Repeat word for word the stretch of lines from the first line through the line containing "node-always-execute-set: 执行set <box>51", including both ends.
━━━ DATA ENTRIES ━━━
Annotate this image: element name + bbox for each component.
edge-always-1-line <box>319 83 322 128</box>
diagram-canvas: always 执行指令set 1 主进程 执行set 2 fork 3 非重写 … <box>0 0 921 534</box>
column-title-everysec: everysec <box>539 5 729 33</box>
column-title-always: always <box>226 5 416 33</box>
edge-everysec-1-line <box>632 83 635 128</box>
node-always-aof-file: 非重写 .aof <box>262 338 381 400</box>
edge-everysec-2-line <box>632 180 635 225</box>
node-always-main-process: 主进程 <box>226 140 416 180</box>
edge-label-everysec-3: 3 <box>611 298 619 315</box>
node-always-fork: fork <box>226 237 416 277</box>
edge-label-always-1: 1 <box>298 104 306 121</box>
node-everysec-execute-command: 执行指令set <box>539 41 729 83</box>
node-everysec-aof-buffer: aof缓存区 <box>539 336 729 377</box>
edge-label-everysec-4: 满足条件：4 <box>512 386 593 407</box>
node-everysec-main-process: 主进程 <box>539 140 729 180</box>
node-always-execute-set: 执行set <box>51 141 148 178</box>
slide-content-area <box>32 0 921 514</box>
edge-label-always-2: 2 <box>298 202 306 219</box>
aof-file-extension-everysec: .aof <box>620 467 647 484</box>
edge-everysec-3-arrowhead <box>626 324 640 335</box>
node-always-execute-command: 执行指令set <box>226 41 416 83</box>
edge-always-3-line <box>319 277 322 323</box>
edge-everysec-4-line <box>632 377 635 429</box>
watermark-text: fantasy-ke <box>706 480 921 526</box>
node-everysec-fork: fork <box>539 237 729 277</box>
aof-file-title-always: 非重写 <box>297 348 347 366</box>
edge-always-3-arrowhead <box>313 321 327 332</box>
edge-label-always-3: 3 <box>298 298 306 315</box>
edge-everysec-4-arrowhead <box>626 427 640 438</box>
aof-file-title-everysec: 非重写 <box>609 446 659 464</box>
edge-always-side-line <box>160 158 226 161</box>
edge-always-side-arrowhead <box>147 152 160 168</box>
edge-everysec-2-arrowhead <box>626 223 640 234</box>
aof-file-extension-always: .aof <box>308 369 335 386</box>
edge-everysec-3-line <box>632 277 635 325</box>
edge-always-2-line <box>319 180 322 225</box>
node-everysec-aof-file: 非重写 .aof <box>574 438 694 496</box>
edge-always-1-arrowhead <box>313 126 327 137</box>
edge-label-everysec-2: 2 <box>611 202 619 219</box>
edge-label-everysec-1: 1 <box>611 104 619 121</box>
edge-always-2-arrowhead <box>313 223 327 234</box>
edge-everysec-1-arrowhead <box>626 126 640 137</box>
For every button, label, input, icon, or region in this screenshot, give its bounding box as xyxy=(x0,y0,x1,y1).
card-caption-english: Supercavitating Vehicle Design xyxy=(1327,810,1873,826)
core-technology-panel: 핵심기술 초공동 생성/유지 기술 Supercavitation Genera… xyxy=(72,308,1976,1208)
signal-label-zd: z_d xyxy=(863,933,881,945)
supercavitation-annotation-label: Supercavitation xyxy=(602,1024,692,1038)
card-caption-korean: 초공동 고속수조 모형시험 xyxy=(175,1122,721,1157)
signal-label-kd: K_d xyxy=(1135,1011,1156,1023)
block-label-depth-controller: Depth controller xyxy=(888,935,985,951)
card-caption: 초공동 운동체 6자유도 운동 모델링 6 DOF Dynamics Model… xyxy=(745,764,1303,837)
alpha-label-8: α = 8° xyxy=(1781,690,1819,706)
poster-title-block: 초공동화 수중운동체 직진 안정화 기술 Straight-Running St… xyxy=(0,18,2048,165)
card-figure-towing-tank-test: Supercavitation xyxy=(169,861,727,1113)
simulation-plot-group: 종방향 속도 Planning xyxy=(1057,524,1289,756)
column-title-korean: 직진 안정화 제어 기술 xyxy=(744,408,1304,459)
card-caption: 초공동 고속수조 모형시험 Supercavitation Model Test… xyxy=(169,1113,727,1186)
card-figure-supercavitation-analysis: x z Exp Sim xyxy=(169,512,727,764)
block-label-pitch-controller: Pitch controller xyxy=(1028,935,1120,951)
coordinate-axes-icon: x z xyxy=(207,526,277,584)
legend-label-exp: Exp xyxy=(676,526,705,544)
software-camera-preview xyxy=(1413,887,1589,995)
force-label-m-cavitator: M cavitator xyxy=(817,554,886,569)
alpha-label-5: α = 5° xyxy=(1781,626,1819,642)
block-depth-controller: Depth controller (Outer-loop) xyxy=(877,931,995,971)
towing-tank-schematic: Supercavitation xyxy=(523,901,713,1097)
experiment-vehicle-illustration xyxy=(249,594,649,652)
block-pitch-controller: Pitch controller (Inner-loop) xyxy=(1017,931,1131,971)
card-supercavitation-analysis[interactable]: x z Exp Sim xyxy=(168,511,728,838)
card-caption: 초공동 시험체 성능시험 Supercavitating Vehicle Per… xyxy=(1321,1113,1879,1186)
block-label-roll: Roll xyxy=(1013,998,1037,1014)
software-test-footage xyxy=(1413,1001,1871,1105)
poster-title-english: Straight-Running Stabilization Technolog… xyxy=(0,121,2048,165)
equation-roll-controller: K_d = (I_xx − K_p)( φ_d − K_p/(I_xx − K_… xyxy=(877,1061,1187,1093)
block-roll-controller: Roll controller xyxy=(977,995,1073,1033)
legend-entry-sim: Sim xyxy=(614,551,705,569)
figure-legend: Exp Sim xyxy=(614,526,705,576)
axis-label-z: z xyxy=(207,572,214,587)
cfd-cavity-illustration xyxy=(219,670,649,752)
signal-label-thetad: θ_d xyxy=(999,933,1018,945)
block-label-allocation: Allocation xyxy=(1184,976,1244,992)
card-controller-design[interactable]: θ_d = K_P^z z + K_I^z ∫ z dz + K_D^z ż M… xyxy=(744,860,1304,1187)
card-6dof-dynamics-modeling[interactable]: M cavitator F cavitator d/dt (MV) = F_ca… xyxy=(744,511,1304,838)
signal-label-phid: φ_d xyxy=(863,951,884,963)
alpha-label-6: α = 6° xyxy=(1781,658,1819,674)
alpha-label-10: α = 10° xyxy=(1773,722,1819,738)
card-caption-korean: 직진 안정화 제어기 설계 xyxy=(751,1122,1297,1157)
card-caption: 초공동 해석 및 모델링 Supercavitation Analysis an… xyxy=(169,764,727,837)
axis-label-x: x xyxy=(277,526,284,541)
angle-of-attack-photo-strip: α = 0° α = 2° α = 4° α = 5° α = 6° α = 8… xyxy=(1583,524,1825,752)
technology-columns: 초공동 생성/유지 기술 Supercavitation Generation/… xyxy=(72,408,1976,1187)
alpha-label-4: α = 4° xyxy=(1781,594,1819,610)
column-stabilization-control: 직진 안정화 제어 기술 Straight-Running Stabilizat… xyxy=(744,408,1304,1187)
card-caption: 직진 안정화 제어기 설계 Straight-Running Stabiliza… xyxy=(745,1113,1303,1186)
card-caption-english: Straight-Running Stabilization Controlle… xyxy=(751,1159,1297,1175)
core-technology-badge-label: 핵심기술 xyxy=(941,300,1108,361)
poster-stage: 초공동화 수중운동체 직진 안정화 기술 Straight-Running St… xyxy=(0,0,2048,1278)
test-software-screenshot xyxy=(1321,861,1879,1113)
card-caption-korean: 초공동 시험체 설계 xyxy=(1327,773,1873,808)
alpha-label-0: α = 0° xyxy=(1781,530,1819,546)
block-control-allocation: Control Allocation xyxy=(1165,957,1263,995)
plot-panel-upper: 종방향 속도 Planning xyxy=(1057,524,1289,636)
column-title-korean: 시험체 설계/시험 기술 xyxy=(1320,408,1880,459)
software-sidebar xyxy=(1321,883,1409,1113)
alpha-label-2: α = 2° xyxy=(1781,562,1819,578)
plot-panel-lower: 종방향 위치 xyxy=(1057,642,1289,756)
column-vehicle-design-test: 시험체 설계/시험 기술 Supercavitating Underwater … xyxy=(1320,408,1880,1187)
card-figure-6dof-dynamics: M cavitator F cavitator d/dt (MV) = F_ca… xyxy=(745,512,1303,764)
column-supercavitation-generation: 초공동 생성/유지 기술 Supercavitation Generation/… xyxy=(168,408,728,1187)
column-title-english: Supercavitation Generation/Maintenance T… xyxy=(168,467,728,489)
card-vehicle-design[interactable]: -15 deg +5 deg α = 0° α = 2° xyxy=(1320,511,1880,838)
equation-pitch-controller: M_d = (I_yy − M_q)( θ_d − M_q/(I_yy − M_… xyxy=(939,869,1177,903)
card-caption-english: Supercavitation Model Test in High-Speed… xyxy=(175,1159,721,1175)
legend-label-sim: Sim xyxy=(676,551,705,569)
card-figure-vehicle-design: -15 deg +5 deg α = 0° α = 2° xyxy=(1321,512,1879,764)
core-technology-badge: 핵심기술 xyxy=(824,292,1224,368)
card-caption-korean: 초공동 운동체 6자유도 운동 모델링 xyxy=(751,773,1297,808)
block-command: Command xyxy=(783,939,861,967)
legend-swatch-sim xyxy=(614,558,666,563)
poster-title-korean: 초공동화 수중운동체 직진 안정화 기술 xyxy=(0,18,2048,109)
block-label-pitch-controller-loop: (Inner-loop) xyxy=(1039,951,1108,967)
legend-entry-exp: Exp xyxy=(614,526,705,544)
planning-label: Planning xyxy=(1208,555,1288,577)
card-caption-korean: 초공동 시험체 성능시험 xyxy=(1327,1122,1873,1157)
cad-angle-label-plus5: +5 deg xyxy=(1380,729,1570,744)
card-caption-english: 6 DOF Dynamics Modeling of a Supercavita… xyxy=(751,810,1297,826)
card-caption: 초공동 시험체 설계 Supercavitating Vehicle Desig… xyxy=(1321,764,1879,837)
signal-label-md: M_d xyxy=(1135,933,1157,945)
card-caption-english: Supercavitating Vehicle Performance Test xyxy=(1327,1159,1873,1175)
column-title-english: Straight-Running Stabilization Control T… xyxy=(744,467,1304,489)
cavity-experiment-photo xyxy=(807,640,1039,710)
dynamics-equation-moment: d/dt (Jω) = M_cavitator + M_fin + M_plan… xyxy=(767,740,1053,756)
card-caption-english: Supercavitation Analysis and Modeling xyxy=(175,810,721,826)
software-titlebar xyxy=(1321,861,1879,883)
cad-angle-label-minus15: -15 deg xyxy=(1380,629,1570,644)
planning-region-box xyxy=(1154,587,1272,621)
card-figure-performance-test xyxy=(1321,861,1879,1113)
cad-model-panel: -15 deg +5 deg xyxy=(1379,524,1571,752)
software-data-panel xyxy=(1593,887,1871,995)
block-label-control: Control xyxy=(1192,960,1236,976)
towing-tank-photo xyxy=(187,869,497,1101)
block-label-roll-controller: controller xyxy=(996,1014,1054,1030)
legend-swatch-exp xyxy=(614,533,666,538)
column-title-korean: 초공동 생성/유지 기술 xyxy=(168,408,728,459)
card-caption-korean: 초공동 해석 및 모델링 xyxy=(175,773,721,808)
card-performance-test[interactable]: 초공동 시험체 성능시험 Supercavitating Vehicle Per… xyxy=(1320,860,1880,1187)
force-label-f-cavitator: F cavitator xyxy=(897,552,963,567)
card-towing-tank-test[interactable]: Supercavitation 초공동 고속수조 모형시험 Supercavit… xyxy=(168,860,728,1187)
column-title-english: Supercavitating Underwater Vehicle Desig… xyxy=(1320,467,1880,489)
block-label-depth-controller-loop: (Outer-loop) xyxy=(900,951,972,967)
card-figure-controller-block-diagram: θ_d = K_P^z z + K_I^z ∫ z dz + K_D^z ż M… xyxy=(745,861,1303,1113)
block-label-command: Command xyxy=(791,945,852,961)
━━━
_ANSWER TO THIS PROBLEM:_
Annotate this image: element name + bbox for each component.
edge-always-1-line <box>319 83 322 128</box>
diagram-canvas: always 执行指令set 1 主进程 执行set 2 fork 3 非重写 … <box>0 0 921 534</box>
column-title-everysec: everysec <box>539 5 729 33</box>
column-title-always: always <box>226 5 416 33</box>
edge-everysec-1-line <box>632 83 635 128</box>
node-always-aof-file: 非重写 .aof <box>262 338 381 400</box>
edge-everysec-2-line <box>632 180 635 225</box>
node-always-main-process: 主进程 <box>226 140 416 180</box>
edge-label-everysec-3: 3 <box>611 298 619 315</box>
node-always-fork: fork <box>226 237 416 277</box>
edge-label-always-1: 1 <box>298 104 306 121</box>
node-everysec-execute-command: 执行指令set <box>539 41 729 83</box>
node-everysec-aof-buffer: aof缓存区 <box>539 336 729 377</box>
edge-label-everysec-4: 满足条件：4 <box>512 386 593 407</box>
node-everysec-main-process: 主进程 <box>539 140 729 180</box>
node-always-execute-set: 执行set <box>51 141 148 178</box>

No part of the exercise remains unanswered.